■ TASK OBJECTIVE
Reproduce all of the data exactly, with no line skipped.

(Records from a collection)
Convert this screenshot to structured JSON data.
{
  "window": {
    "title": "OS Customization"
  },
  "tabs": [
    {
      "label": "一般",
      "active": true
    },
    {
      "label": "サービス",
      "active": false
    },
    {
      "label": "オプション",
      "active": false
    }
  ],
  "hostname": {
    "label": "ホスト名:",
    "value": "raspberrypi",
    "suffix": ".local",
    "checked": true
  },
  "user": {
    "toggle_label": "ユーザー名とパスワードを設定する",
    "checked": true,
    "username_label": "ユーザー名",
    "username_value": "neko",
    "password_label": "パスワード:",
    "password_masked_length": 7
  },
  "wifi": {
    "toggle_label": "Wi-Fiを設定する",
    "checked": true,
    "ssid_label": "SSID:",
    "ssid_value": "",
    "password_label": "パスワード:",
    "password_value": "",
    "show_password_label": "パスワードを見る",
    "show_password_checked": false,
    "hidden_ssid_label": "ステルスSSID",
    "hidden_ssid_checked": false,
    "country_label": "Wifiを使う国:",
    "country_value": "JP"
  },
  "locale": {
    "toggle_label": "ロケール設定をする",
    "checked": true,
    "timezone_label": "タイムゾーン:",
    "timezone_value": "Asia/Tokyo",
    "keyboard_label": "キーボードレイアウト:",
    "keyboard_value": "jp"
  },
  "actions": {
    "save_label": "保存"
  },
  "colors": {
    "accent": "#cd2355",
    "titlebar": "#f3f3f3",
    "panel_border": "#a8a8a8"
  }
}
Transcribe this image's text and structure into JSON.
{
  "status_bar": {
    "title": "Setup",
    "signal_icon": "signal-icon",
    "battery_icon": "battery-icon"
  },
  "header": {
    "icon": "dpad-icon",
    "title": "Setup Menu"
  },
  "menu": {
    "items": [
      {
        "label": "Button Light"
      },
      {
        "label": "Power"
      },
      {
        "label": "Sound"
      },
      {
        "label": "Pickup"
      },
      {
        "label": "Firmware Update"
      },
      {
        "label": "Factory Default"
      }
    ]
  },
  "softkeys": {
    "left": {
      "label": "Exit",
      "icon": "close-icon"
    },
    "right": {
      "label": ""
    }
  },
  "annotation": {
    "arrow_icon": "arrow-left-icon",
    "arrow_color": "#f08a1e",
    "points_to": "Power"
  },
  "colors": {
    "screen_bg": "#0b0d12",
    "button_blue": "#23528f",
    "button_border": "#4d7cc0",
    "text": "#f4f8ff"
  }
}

■ COMPLETE OUTPUT
Convert this screenshot to structured JSON data.
{
  "window": {
    "title": "OS Customization"
  },
  "tabs": [
    {
      "label": "一般",
      "active": true
    },
    {
      "label": "サービス",
      "active": false
    },
    {
      "label": "オプション",
      "active": false
    }
  ],
  "hostname": {
    "label": "ホスト名:",
    "value": "raspberrypi",
    "suffix": ".local",
    "checked": true
  },
  "user": {
    "toggle_label": "ユーザー名とパスワードを設定する",
    "checked": true,
    "username_label": "ユーザー名",
    "username_value": "neko",
    "password_label": "パスワード:",
    "password_masked_length": 7
  },
  "wifi": {
    "toggle_label": "Wi-Fiを設定する",
    "checked": true,
    "ssid_label": "SSID:",
    "ssid_value": "",
    "password_label": "パスワード:",
    "password_value": "",
    "show_password_label": "パスワードを見る",
    "show_password_checked": false,
    "hidden_ssid_label": "ステルスSSID",
    "hidden_ssid_checked": false,
    "country_label": "Wifiを使う国:",
    "country_value": "JP"
  },
  "locale": {
    "toggle_label": "ロケール設定をする",
    "checked": true,
    "timezone_label": "タイムゾーン:",
    "timezone_value": "Asia/Tokyo",
    "keyboard_label": "キーボードレイアウト:",
    "keyboard_value": "jp"
  },
  "actions": {
    "save_label": "保存"
  },
  "colors": {
    "accent": "#cd2355",
    "titlebar": "#f3f3f3",
    "panel_border": "#a8a8a8"
  }
}
Transcribe this image's text and structure into JSON.
{
  "status_bar": {
    "title": "Setup",
    "signal_icon": "signal-icon",
    "battery_icon": "battery-icon"
  },
  "header": {
    "icon": "dpad-icon",
    "title": "Setup Menu"
  },
  "menu": {
    "items": [
      {
        "label": "Button Light"
      },
      {
        "label": "Power"
      },
      {
        "label": "Sound"
      },
      {
        "label": "Pickup"
      },
      {
        "label": "Firmware Update"
      },
      {
        "label": "Factory Default"
      }
    ]
  },
  "softkeys": {
    "left": {
      "label": "Exit",
      "icon": "close-icon"
    },
    "right": {
      "label": ""
    }
  },
  "annotation": {
    "arrow_icon": "arrow-left-icon",
    "arrow_color": "#f08a1e",
    "points_to": "Power"
  },
  "colors": {
    "screen_bg": "#0b0d12",
    "button_blue": "#23528f",
    "button_border": "#4d7cc0",
    "text": "#f4f8ff"
  }
}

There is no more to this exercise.